**TASK DIRECTIONS:** Recreate the entire listing that appears below, exactly.

● ● ● ● ● ● ●

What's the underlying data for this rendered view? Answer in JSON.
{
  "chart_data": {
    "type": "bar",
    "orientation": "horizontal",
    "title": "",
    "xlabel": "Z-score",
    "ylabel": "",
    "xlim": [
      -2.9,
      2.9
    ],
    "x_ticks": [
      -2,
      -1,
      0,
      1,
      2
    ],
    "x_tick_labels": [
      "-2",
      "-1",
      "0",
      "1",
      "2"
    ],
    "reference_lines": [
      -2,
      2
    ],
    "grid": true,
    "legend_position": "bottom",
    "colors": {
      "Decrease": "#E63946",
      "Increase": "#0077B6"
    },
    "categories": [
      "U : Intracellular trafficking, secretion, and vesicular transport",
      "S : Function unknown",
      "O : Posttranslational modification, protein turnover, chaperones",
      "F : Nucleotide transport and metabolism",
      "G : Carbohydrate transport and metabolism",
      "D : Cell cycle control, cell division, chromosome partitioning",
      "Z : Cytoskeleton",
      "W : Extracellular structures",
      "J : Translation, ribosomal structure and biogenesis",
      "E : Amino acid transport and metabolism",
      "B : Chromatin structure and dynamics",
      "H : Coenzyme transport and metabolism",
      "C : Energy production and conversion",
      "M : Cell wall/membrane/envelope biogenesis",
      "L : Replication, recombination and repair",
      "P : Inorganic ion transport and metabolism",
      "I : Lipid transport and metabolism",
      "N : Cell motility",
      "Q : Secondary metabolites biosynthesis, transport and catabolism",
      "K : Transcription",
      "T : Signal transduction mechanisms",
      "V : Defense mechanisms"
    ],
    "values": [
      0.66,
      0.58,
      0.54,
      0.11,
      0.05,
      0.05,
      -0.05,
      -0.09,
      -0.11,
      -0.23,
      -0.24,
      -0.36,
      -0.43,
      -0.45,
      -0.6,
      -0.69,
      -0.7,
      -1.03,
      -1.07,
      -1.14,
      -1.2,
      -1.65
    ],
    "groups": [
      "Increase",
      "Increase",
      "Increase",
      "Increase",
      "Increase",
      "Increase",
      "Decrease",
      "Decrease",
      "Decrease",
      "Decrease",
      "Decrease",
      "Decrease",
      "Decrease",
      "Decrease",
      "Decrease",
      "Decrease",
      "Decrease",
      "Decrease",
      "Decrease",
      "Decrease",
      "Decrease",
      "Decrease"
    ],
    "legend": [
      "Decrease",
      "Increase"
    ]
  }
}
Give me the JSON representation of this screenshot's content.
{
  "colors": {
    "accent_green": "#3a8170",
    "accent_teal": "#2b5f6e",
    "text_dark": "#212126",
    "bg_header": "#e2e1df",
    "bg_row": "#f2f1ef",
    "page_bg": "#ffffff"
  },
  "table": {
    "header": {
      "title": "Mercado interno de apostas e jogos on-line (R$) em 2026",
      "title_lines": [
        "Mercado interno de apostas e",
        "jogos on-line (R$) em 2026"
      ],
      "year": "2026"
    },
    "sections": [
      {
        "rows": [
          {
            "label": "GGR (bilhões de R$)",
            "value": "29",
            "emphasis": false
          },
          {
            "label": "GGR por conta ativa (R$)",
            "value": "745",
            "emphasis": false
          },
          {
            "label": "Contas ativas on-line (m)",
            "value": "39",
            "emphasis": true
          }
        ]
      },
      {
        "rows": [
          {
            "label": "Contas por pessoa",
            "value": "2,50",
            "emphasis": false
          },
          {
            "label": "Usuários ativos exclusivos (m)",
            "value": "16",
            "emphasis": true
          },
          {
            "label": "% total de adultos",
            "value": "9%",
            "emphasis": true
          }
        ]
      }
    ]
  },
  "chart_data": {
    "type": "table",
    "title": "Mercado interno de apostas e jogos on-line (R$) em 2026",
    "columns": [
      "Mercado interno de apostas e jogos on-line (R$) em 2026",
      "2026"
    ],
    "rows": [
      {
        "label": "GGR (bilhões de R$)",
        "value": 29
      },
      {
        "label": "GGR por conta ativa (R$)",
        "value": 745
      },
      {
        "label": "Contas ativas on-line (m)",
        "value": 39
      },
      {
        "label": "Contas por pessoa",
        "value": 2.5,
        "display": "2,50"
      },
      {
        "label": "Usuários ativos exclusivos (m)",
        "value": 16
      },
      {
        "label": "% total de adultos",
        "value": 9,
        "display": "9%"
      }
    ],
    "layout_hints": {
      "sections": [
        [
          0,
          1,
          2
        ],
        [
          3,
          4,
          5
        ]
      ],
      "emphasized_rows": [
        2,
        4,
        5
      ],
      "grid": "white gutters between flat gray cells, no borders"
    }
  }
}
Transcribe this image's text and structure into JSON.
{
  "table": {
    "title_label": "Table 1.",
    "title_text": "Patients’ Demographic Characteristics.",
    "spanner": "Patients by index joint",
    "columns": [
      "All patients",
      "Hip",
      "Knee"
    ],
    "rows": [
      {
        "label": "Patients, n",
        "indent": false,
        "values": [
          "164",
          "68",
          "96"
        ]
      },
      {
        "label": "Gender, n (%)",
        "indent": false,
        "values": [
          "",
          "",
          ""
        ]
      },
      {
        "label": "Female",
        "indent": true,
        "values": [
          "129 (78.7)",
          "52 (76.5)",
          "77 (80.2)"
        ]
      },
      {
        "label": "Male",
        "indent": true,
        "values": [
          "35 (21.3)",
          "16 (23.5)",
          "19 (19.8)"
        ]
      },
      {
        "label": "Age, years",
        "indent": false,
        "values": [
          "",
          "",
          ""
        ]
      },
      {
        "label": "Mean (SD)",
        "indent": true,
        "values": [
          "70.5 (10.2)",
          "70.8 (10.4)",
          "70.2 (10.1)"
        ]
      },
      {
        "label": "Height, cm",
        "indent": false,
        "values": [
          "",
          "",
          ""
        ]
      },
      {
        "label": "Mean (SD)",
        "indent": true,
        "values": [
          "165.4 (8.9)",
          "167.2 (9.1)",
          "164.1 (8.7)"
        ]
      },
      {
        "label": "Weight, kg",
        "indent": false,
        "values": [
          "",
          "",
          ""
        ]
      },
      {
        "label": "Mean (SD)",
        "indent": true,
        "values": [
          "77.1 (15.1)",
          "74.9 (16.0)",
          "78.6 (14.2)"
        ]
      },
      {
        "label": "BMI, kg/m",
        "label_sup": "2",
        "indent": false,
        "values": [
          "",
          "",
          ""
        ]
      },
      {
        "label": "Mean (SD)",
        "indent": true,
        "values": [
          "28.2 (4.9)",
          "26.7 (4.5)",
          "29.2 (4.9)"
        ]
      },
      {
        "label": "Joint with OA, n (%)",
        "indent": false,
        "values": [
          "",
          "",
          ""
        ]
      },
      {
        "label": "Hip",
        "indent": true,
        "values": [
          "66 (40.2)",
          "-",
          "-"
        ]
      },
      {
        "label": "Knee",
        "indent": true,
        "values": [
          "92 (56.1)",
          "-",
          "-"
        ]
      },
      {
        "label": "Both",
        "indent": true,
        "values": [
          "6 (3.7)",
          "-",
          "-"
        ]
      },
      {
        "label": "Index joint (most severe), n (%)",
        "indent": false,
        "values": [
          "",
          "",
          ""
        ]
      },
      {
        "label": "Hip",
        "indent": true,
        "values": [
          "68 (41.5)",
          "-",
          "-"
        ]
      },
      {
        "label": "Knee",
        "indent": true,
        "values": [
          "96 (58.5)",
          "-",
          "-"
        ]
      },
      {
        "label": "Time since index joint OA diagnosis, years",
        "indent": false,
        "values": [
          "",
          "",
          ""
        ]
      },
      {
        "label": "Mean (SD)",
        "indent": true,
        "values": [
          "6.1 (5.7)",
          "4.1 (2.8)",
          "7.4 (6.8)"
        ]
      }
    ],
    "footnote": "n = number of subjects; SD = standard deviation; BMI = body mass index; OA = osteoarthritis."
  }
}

● ● ● ● ● ● ●

**RESULT OF THE EXERCISE:**
What's the underlying data for this rendered view? Answer in JSON.
{
  "chart_data": {
    "type": "bar",
    "orientation": "horizontal",
    "title": "",
    "xlabel": "Z-score",
    "ylabel": "",
    "xlim": [
      -2.9,
      2.9
    ],
    "x_ticks": [
      -2,
      -1,
      0,
      1,
      2
    ],
    "x_tick_labels": [
      "-2",
      "-1",
      "0",
      "1",
      "2"
    ],
    "reference_lines": [
      -2,
      2
    ],
    "grid": true,
    "legend_position": "bottom",
    "colors": {
      "Decrease": "#E63946",
      "Increase": "#0077B6"
    },
    "categories": [
      "U : Intracellular trafficking, secretion, and vesicular transport",
      "S : Function unknown",
      "O : Posttranslational modification, protein turnover, chaperones",
      "F : Nucleotide transport and metabolism",
      "G : Carbohydrate transport and metabolism",
      "D : Cell cycle control, cell division, chromosome partitioning",
      "Z : Cytoskeleton",
      "W : Extracellular structures",
      "J : Translation, ribosomal structure and biogenesis",
      "E : Amino acid transport and metabolism",
      "B : Chromatin structure and dynamics",
      "H : Coenzyme transport and metabolism",
      "C : Energy production and conversion",
      "M : Cell wall/membrane/envelope biogenesis",
      "L : Replication, recombination and repair",
      "P : Inorganic ion transport and metabolism",
      "I : Lipid transport and metabolism",
      "N : Cell motility",
      "Q : Secondary metabolites biosynthesis, transport and catabolism",
      "K : Transcription",
      "T : Signal transduction mechanisms",
      "V : Defense mechanisms"
    ],
    "values": [
      0.66,
      0.58,
      0.54,
      0.11,
      0.05,
      0.05,
      -0.05,
      -0.09,
      -0.11,
      -0.23,
      -0.24,
      -0.36,
      -0.43,
      -0.45,
      -0.6,
      -0.69,
      -0.7,
      -1.03,
      -1.07,
      -1.14,
      -1.2,
      -1.65
    ],
    "groups": [
      "Increase",
      "Increase",
      "Increase",
      "Increase",
      "Increase",
      "Increase",
      "Decrease",
      "Decrease",
      "Decrease",
      "Decrease",
      "Decrease",
      "Decrease",
      "Decrease",
      "Decrease",
      "Decrease",
      "Decrease",
      "Decrease",
      "Decrease",
      "Decrease",
      "Decrease",
      "Decrease",
      "Decrease"
    ],
    "legend": [
      "Decrease",
      "Increase"
    ]
  }
}
Give me the JSON representation of this screenshot's content.
{
  "colors": {
    "accent_green": "#3a8170",
    "accent_teal": "#2b5f6e",
    "text_dark": "#212126",
    "bg_header": "#e2e1df",
    "bg_row": "#f2f1ef",
    "page_bg": "#ffffff"
  },
  "table": {
    "header": {
      "title": "Mercado interno de apostas e jogos on-line (R$) em 2026",
      "title_lines": [
        "Mercado interno de apostas e",
        "jogos on-line (R$) em 2026"
      ],
      "year": "2026"
    },
    "sections": [
      {
        "rows": [
          {
            "label": "GGR (bilhões de R$)",
            "value": "29",
            "emphasis": false
          },
          {
            "label": "GGR por conta ativa (R$)",
            "value": "745",
            "emphasis": false
          },
          {
            "label": "Contas ativas on-line (m)",
            "value": "39",
            "emphasis": true
          }
        ]
      },
      {
        "rows": [
          {
            "label": "Contas por pessoa",
            "value": "2,50",
            "emphasis": false
          },
          {
            "label": "Usuários ativos exclusivos (m)",
            "value": "16",
            "emphasis": true
          },
          {
            "label": "% total de adultos",
            "value": "9%",
            "emphasis": true
          }
        ]
      }
    ]
  },
  "chart_data": {
    "type": "table",
    "title": "Mercado interno de apostas e jogos on-line (R$) em 2026",
    "columns": [
      "Mercado interno de apostas e jogos on-line (R$) em 2026",
      "2026"
    ],
    "rows": [
      {
        "label": "GGR (bilhões de R$)",
        "value": 29
      },
      {
        "label": "GGR por conta ativa (R$)",
        "value": 745
      },
      {
        "label": "Contas ativas on-line (m)",
        "value": 39
      },
      {
        "label": "Contas por pessoa",
        "value": 2.5,
        "display": "2,50"
      },
      {
        "label": "Usuários ativos exclusivos (m)",
        "value": 16
      },
      {
        "label": "% total de adultos",
        "value": 9,
        "display": "9%"
      }
    ],
    "layout_hints": {
      "sections": [
        [
          0,
          1,
          2
        ],
        [
          3,
          4,
          5
        ]
      ],
      "emphasized_rows": [
        2,
        4,
        5
      ],
      "grid": "white gutters between flat gray cells, no borders"
    }
  }
}
Transcribe this image's text and structure into JSON.
{
  "table": {
    "title_label": "Table 1.",
    "title_text": "Patients’ Demographic Characteristics.",
    "spanner": "Patients by index joint",
    "columns": [
      "All patients",
      "Hip",
      "Knee"
    ],
    "rows": [
      {
        "label": "Patients, n",
        "indent": false,
        "values": [
          "164",
          "68",
          "96"
        ]
      },
      {
        "label": "Gender, n (%)",
        "indent": false,
        "values": [
          "",
          "",
          ""
        ]
      },
      {
        "label": "Female",
        "indent": true,
        "values": [
          "129 (78.7)",
          "52 (76.5)",
          "77 (80.2)"
        ]
      },
      {
        "label": "Male",
        "indent": true,
        "values": [
          "35 (21.3)",
          "16 (23.5)",
          "19 (19.8)"
        ]
      },
      {
        "label": "Age, years",
        "indent": false,
        "values": [
          "",
          "",
          ""
        ]
      },
      {
        "label": "Mean (SD)",
        "indent": true,
        "values": [
          "70.5 (10.2)",
          "70.8 (10.4)",
          "70.2 (10.1)"
        ]
      },
      {
        "label": "Height, cm",
        "indent": false,
        "values": [
          "",
          "",
          ""
        ]
      },
      {
        "label": "Mean (SD)",
        "indent": true,
        "values": [
          "165.4 (8.9)",
          "167.2 (9.1)",
          "164.1 (8.7)"
        ]
      },
      {
        "label": "Weight, kg",
        "indent": false,
        "values": [
          "",
          "",
          ""
        ]
      },
      {
        "label": "Mean (SD)",
        "indent": true,
        "values": [
          "77.1 (15.1)",
          "74.9 (16.0)",
          "78.6 (14.2)"
        ]
      },
      {
        "label": "BMI, kg/m",
        "label_sup": "2",
        "indent": false,
        "values": [
          "",
          "",
          ""
        ]
      },
      {
        "label": "Mean (SD)",
        "indent": true,
        "values": [
          "28.2 (4.9)",
          "26.7 (4.5)",
          "29.2 (4.9)"
        ]
      },
      {
        "label": "Joint with OA, n (%)",
        "indent": false,
        "values": [
          "",
          "",
          ""
        ]
      },
      {
        "label": "Hip",
        "indent": true,
        "values": [
          "66 (40.2)",
          "-",
          "-"
        ]
      },
      {
        "label": "Knee",
        "indent": true,
        "values": [
          "92 (56.1)",
          "-",
          "-"
        ]
      },
      {
        "label": "Both",
        "indent": true,
        "values": [
          "6 (3.7)",
          "-",
          "-"
        ]
      },
      {
        "label": "Index joint (most severe), n (%)",
        "indent": false,
        "values": [
          "",
          "",
          ""
        ]
      },
      {
        "label": "Hip",
        "indent": true,
        "values": [
          "68 (41.5)",
          "-",
          "-"
        ]
      },
      {
        "label": "Knee",
        "indent": true,
        "values": [
          "96 (58.5)",
          "-",
          "-"
        ]
      },
      {
        "label": "Time since index joint OA diagnosis, years",
        "indent": false,
        "values": [
          "",
          "",
          ""
        ]
      },
      {
        "label": "Mean (SD)",
        "indent": true,
        "values": [
          "6.1 (5.7)",
          "4.1 (2.8)",
          "7.4 (6.8)"
        ]
      }
    ],
    "footnote": "n = number of subjects; SD = standard deviation; BMI = body mass index; OA = osteoarthritis."
  }
}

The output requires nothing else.